_SET PROBLEM_
Give the number of lines below that contain "legend", with no other output.

_EXTRACTED ENTRIES_
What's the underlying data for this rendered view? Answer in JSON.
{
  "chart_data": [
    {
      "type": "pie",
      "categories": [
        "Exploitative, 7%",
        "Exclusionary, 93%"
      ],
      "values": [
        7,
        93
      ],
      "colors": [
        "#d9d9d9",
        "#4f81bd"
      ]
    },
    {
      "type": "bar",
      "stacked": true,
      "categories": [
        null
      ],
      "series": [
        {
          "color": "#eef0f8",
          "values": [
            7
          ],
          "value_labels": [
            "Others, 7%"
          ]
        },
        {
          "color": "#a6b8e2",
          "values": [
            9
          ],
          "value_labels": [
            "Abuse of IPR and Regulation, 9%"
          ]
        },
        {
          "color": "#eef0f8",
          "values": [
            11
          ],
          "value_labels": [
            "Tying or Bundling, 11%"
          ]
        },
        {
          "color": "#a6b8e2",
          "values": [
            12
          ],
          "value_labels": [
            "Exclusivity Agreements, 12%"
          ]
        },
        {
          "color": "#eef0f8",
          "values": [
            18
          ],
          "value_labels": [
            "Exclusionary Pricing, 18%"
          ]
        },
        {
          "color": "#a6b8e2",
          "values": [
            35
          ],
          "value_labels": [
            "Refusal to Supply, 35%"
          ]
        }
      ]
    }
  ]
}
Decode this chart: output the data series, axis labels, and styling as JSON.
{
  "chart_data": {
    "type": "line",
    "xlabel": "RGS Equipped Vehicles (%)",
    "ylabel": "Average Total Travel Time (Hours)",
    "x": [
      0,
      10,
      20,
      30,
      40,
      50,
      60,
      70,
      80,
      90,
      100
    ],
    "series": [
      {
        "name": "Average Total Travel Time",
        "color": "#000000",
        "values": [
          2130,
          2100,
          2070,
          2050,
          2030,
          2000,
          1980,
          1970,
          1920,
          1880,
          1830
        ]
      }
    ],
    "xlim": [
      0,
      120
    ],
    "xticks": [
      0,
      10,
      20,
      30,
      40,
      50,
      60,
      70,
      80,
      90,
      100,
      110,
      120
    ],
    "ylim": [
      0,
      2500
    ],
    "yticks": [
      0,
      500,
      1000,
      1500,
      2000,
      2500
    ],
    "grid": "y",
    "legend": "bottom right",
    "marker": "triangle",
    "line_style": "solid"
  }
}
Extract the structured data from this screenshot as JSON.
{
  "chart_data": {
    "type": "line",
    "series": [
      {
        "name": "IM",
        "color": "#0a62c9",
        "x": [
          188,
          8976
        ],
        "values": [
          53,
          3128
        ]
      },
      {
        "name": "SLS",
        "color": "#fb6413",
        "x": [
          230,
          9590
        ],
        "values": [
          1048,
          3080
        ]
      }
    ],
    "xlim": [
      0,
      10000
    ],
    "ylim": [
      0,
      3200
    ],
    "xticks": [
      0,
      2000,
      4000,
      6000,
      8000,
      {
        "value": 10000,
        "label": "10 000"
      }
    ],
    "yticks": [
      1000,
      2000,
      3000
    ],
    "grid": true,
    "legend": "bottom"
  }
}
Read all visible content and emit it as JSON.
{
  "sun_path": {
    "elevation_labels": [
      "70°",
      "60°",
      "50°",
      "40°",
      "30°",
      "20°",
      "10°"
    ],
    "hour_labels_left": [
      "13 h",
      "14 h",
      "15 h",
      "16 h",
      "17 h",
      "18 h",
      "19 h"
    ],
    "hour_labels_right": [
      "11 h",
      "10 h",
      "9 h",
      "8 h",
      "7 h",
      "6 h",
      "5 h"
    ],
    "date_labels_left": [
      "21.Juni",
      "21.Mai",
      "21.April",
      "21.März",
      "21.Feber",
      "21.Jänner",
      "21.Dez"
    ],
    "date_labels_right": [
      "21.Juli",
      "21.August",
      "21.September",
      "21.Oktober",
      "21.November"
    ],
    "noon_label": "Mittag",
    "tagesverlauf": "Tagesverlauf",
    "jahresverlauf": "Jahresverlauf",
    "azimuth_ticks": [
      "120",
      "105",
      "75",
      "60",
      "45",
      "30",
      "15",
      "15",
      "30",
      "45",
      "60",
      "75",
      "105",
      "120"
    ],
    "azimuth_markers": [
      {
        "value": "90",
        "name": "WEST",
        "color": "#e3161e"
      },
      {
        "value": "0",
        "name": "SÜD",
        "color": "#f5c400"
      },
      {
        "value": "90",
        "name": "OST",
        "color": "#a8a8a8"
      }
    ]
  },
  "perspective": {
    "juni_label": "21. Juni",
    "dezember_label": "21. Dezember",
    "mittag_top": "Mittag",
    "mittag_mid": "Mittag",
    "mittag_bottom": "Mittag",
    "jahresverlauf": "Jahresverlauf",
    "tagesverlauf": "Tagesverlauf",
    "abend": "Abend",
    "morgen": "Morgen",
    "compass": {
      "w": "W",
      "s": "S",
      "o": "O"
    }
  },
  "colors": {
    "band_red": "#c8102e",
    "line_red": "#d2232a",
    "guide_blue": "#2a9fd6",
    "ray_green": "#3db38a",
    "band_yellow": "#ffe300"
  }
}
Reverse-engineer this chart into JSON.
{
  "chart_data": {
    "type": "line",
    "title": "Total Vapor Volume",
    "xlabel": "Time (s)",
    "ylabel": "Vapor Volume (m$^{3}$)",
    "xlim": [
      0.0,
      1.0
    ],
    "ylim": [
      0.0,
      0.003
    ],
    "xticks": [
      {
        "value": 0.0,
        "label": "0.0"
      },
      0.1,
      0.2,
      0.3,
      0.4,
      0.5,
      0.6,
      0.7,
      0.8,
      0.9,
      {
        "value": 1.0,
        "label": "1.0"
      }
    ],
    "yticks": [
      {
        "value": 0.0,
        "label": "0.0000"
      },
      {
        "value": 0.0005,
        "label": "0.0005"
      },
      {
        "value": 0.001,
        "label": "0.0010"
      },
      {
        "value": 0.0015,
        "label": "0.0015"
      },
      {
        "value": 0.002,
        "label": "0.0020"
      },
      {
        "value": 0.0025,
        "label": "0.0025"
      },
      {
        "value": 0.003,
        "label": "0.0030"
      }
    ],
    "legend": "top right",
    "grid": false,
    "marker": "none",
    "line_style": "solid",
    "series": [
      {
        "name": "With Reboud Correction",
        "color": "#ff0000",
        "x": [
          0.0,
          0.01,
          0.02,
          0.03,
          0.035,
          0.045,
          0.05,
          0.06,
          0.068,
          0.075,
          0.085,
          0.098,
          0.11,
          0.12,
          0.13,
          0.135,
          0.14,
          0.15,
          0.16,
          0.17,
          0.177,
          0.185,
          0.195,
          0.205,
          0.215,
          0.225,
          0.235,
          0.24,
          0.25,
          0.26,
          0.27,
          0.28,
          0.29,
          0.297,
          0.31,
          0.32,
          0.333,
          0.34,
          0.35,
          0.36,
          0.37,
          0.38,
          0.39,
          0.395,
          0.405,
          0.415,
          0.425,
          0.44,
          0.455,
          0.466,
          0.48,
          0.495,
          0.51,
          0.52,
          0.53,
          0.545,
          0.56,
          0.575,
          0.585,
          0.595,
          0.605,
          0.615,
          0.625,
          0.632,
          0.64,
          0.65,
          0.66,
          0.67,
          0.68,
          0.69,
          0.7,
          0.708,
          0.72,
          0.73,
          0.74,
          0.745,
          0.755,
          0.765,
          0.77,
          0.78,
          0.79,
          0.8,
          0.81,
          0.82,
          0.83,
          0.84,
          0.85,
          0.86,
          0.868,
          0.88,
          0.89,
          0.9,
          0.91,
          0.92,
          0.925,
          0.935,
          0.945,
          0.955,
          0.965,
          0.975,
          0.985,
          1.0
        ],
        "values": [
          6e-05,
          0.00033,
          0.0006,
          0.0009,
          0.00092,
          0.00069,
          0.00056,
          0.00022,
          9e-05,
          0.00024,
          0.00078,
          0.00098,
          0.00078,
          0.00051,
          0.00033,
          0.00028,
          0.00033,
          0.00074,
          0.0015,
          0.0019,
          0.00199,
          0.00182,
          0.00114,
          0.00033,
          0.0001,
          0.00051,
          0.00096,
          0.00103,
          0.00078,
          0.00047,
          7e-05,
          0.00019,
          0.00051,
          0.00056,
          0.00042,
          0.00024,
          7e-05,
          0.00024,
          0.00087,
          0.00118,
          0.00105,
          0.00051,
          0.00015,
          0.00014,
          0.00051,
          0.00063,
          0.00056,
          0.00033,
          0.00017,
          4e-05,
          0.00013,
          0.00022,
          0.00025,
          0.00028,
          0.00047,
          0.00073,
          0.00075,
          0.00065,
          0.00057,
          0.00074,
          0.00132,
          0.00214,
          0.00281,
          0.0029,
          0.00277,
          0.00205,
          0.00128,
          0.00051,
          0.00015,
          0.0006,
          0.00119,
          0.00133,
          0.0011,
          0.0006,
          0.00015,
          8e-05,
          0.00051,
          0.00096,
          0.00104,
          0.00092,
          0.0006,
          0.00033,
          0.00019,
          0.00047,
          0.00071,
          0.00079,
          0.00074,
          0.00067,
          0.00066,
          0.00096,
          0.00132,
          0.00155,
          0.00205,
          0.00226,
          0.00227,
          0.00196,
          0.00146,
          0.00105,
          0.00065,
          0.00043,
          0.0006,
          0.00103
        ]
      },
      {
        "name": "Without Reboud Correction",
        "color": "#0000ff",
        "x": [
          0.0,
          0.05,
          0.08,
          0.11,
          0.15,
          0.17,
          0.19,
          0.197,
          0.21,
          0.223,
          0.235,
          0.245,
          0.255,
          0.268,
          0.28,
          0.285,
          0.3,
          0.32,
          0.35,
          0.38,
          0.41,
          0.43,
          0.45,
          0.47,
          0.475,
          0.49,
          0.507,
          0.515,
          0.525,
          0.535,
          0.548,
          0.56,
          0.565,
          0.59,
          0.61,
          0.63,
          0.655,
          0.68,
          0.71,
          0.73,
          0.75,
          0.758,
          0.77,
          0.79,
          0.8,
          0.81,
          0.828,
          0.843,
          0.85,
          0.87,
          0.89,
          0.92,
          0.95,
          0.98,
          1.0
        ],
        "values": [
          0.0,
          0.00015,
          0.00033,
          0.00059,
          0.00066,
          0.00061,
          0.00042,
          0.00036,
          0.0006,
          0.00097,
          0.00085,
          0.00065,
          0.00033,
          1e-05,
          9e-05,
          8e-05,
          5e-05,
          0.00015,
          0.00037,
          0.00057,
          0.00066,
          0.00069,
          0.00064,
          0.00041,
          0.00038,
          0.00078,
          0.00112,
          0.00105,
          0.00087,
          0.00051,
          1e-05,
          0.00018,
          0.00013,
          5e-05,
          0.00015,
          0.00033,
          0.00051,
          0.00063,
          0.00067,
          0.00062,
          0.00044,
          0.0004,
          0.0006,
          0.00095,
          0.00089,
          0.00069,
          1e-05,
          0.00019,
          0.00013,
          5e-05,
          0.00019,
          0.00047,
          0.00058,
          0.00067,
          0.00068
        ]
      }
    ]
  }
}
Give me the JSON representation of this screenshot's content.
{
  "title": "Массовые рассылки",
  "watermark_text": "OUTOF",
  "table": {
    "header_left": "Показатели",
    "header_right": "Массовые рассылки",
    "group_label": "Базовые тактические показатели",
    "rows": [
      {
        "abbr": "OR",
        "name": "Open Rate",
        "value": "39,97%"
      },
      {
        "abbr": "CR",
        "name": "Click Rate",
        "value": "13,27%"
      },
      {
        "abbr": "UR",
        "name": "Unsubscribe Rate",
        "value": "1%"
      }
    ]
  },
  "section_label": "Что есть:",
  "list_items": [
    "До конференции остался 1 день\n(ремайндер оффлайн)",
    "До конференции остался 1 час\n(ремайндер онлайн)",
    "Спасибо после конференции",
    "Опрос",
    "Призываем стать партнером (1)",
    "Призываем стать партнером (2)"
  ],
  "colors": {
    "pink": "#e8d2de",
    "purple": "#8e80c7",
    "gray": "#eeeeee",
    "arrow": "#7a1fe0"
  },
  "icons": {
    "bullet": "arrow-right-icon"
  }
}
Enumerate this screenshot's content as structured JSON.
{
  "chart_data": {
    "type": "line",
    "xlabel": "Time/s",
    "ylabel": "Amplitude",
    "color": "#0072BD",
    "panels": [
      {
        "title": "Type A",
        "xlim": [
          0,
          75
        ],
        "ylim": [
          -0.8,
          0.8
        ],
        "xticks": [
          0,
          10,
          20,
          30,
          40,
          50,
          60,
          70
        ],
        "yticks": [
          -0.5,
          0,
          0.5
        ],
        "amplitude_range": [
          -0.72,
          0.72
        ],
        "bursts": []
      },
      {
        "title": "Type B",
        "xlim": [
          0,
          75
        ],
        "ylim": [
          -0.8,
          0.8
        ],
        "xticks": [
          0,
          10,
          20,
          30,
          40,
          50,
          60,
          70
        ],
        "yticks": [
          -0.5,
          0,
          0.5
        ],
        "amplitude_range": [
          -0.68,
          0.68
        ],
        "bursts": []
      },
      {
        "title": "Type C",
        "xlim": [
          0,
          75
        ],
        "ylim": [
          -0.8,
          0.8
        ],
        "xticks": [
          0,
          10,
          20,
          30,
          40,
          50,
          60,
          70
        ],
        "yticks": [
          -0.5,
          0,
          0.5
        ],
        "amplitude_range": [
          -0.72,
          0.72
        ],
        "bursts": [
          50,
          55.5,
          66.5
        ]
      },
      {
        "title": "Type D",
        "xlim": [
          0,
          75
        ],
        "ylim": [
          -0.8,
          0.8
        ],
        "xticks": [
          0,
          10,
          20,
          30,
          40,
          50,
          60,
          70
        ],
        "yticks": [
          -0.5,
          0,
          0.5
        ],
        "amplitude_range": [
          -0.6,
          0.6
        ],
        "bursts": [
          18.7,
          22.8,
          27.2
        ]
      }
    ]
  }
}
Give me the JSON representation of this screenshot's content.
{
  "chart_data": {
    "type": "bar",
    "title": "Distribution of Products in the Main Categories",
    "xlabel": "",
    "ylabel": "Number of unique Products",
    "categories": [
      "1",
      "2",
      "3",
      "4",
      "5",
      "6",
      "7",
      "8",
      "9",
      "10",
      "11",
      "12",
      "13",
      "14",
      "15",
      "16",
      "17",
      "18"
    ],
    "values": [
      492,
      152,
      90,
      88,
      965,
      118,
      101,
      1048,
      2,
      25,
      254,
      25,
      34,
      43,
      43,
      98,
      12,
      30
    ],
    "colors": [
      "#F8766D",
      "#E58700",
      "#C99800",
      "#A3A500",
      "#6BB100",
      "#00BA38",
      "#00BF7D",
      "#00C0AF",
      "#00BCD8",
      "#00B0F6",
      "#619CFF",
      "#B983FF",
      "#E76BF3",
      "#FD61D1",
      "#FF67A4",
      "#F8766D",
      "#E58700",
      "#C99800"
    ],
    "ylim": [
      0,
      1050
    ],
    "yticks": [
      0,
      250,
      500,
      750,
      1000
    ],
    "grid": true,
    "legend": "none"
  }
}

_REPLY_
4